## YOUR INSTRUCTIONS
Word for word, retype every entry in the listing.

## PROVIDED RECORDS
# # # # # # #
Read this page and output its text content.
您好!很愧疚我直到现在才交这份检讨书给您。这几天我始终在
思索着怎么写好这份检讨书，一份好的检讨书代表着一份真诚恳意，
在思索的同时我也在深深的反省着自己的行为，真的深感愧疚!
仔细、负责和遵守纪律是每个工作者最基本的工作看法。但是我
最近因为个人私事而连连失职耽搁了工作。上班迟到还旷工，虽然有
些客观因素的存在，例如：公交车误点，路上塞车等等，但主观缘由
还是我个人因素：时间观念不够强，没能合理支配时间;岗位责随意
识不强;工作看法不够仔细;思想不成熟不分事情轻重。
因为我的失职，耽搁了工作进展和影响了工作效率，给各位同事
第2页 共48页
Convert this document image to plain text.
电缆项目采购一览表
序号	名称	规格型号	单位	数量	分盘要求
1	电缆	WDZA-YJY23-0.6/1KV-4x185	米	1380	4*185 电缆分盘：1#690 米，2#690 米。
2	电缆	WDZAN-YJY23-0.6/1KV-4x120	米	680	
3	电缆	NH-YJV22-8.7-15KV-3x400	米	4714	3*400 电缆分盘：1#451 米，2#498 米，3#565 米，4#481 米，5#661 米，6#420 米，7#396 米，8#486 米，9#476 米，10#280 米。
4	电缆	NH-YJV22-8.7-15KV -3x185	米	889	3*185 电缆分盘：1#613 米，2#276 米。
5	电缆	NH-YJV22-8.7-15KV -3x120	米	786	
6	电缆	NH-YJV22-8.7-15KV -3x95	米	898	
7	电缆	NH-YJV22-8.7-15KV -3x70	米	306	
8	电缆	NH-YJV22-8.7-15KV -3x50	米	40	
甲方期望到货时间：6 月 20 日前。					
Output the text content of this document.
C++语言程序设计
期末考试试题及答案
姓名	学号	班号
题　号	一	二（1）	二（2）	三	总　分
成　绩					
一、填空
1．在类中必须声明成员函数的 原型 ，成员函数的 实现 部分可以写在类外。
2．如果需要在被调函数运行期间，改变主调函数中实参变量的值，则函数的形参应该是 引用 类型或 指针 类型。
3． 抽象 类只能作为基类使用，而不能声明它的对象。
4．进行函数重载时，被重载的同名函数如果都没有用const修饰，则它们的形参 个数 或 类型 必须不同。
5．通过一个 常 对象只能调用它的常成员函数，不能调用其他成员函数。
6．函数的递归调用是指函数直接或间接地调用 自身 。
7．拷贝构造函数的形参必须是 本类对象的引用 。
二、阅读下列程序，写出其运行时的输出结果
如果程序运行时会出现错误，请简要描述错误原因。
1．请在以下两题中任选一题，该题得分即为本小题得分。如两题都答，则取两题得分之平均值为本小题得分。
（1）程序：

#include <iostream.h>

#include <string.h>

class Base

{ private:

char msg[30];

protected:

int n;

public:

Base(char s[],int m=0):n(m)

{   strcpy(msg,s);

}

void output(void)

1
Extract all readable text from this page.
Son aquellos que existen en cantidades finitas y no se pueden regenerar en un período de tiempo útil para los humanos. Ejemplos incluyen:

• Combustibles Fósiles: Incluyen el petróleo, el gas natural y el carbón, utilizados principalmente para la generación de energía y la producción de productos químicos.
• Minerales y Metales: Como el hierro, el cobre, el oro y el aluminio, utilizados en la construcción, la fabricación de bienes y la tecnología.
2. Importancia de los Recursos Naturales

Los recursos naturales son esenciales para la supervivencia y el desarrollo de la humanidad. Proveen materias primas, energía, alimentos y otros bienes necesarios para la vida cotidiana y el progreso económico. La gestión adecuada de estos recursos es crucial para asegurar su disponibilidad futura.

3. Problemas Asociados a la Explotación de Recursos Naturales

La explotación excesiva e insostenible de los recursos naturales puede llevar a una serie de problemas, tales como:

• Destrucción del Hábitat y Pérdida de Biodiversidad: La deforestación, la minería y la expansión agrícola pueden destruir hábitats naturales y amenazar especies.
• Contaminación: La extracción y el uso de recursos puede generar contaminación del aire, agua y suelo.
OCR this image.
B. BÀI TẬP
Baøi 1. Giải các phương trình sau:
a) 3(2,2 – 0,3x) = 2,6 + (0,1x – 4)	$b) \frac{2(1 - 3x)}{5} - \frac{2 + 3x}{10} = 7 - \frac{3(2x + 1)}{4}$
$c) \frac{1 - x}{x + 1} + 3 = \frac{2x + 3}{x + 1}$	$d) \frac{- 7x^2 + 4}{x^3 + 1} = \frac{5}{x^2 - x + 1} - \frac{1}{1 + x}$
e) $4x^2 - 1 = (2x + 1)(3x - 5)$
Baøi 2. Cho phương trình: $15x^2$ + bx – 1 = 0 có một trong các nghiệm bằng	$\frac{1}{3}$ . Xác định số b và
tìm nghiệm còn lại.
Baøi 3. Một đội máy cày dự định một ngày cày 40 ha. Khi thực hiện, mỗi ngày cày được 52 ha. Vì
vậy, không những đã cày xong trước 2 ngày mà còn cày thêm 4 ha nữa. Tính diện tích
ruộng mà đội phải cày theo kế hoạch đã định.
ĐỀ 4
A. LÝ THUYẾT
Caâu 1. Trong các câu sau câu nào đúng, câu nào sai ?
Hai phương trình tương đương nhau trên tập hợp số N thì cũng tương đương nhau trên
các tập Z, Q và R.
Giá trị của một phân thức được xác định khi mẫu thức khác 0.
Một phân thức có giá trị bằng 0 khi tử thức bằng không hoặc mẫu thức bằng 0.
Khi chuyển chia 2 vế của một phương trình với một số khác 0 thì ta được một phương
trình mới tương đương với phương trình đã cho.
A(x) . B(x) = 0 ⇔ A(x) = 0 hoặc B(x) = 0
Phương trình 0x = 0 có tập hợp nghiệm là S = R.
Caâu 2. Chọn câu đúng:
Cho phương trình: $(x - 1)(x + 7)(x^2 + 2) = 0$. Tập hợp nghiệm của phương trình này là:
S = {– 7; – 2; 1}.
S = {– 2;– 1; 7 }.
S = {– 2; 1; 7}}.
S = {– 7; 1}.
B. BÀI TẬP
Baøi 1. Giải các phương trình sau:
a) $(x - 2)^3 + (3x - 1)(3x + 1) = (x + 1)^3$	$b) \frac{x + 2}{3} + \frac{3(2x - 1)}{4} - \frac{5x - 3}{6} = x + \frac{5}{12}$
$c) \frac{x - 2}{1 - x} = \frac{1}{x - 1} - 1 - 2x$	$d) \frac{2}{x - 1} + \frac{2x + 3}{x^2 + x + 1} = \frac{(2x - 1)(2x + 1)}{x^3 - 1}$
# # # # # # #
## OUTPUT
Read this page and output its text content.
您好!很愧疚我直到现在才交这份检讨书给您。这几天我始终在
思索着怎么写好这份检讨书，一份好的检讨书代表着一份真诚恳意，
在思索的同时我也在深深的反省着自己的行为，真的深感愧疚!
仔细、负责和遵守纪律是每个工作者最基本的工作看法。但是我
最近因为个人私事而连连失职耽搁了工作。上班迟到还旷工，虽然有
些客观因素的存在，例如：公交车误点，路上塞车等等，但主观缘由
还是我个人因素：时间观念不够强，没能合理支配时间;岗位责随意
识不强;工作看法不够仔细;思想不成熟不分事情轻重。
因为我的失职，耽搁了工作进展和影响了工作效率，给各位同事
第2页 共48页
Convert this document image to plain text.
电缆项目采购一览表
序号	名称	规格型号	单位	数量	分盘要求
1	电缆	WDZA-YJY23-0.6/1KV-4x185	米	1380	4*185 电缆分盘：1#690 米，2#690 米。
2	电缆	WDZAN-YJY23-0.6/1KV-4x120	米	680	
3	电缆	NH-YJV22-8.7-15KV-3x400	米	4714	3*400 电缆分盘：1#451 米，2#498 米，3#565 米，4#481 米，5#661 米，6#420 米，7#396 米，8#486 米，9#476 米，10#280 米。
4	电缆	NH-YJV22-8.7-15KV -3x185	米	889	3*185 电缆分盘：1#613 米，2#276 米。
5	电缆	NH-YJV22-8.7-15KV -3x120	米	786	
6	电缆	NH-YJV22-8.7-15KV -3x95	米	898	
7	电缆	NH-YJV22-8.7-15KV -3x70	米	306	
8	电缆	NH-YJV22-8.7-15KV -3x50	米	40	
甲方期望到货时间：6 月 20 日前。					
Output the text content of this document.
C++语言程序设计
期末考试试题及答案
姓名	学号	班号
题　号	一	二（1）	二（2）	三	总　分
成　绩					
一、填空
1．在类中必须声明成员函数的 原型 ，成员函数的 实现 部分可以写在类外。
2．如果需要在被调函数运行期间，改变主调函数中实参变量的值，则函数的形参应该是 引用 类型或 指针 类型。
3． 抽象 类只能作为基类使用，而不能声明它的对象。
4．进行函数重载时，被重载的同名函数如果都没有用const修饰，则它们的形参 个数 或 类型 必须不同。
5．通过一个 常 对象只能调用它的常成员函数，不能调用其他成员函数。
6．函数的递归调用是指函数直接或间接地调用 自身 。
7．拷贝构造函数的形参必须是 本类对象的引用 。
二、阅读下列程序，写出其运行时的输出结果
如果程序运行时会出现错误，请简要描述错误原因。
1．请在以下两题中任选一题，该题得分即为本小题得分。如两题都答，则取两题得分之平均值为本小题得分。
（1）程序：

#include <iostream.h>

#include <string.h>

class Base

{ private:

char msg[30];

protected:

int n;

public:

Base(char s[],int m=0):n(m)

{   strcpy(msg,s);

}

void output(void)

1
Extract all readable text from this page.
Son aquellos que existen en cantidades finitas y no se pueden regenerar en un período de tiempo útil para los humanos. Ejemplos incluyen:

• Combustibles Fósiles: Incluyen el petróleo, el gas natural y el carbón, utilizados principalmente para la generación de energía y la producción de productos químicos.
• Minerales y Metales: Como el hierro, el cobre, el oro y el aluminio, utilizados en la construcción, la fabricación de bienes y la tecnología.
2. Importancia de los Recursos Naturales

Los recursos naturales son esenciales para la supervivencia y el desarrollo de la humanidad. Proveen materias primas, energía, alimentos y otros bienes necesarios para la vida cotidiana y el progreso económico. La gestión adecuada de estos recursos es crucial para asegurar su disponibilidad futura.

3. Problemas Asociados a la Explotación de Recursos Naturales

La explotación excesiva e insostenible de los recursos naturales puede llevar a una serie de problemas, tales como:

• Destrucción del Hábitat y Pérdida de Biodiversidad: La deforestación, la minería y la expansión agrícola pueden destruir hábitats naturales y amenazar especies.
• Contaminación: La extracción y el uso de recursos puede generar contaminación del aire, agua y suelo.
OCR this image.
B. BÀI TẬP
Baøi 1. Giải các phương trình sau:
a) 3(2,2 – 0,3x) = 2,6 + (0,1x – 4)	$b) \frac{2(1 - 3x)}{5} - \frac{2 + 3x}{10} = 7 - \frac{3(2x + 1)}{4}$
$c) \frac{1 - x}{x + 1} + 3 = \frac{2x + 3}{x + 1}$	$d) \frac{- 7x^2 + 4}{x^3 + 1} = \frac{5}{x^2 - x + 1} - \frac{1}{1 + x}$
e) $4x^2 - 1 = (2x + 1)(3x - 5)$
Baøi 2. Cho phương trình: $15x^2$ + bx – 1 = 0 có một trong các nghiệm bằng	$\frac{1}{3}$ . Xác định số b và
tìm nghiệm còn lại.
Baøi 3. Một đội máy cày dự định một ngày cày 40 ha. Khi thực hiện, mỗi ngày cày được 52 ha. Vì
vậy, không những đã cày xong trước 2 ngày mà còn cày thêm 4 ha nữa. Tính diện tích
ruộng mà đội phải cày theo kế hoạch đã định.
ĐỀ 4
A. LÝ THUYẾT
Caâu 1. Trong các câu sau câu nào đúng, câu nào sai ?
Hai phương trình tương đương nhau trên tập hợp số N thì cũng tương đương nhau trên
các tập Z, Q và R.
Giá trị của một phân thức được xác định khi mẫu thức khác 0.
Một phân thức có giá trị bằng 0 khi tử thức bằng không hoặc mẫu thức bằng 0.
Khi chuyển chia 2 vế của một phương trình với một số khác 0 thì ta được một phương
trình mới tương đương với phương trình đã cho.
A(x) . B(x) = 0 ⇔ A(x) = 0 hoặc B(x) = 0
Phương trình 0x = 0 có tập hợp nghiệm là S = R.
Caâu 2. Chọn câu đúng:
Cho phương trình: $(x - 1)(x + 7)(x^2 + 2) = 0$. Tập hợp nghiệm của phương trình này là:
S = {– 7; – 2; 1}.
S = {– 2;– 1; 7 }.
S = {– 2; 1; 7}}.
S = {– 7; 1}.
B. BÀI TẬP
Baøi 1. Giải các phương trình sau:
a) $(x - 2)^3 + (3x - 1)(3x + 1) = (x + 1)^3$	$b) \frac{x + 2}{3} + \frac{3(2x - 1)}{4} - \frac{5x - 3}{6} = x + \frac{5}{12}$
$c) \frac{x - 2}{1 - x} = \frac{1}{x - 1} - 1 - 2x$	$d) \frac{2}{x - 1} + \frac{2x + 3}{x^2 + x + 1} = \frac{(2x - 1)(2x + 1)}{x^3 - 1}$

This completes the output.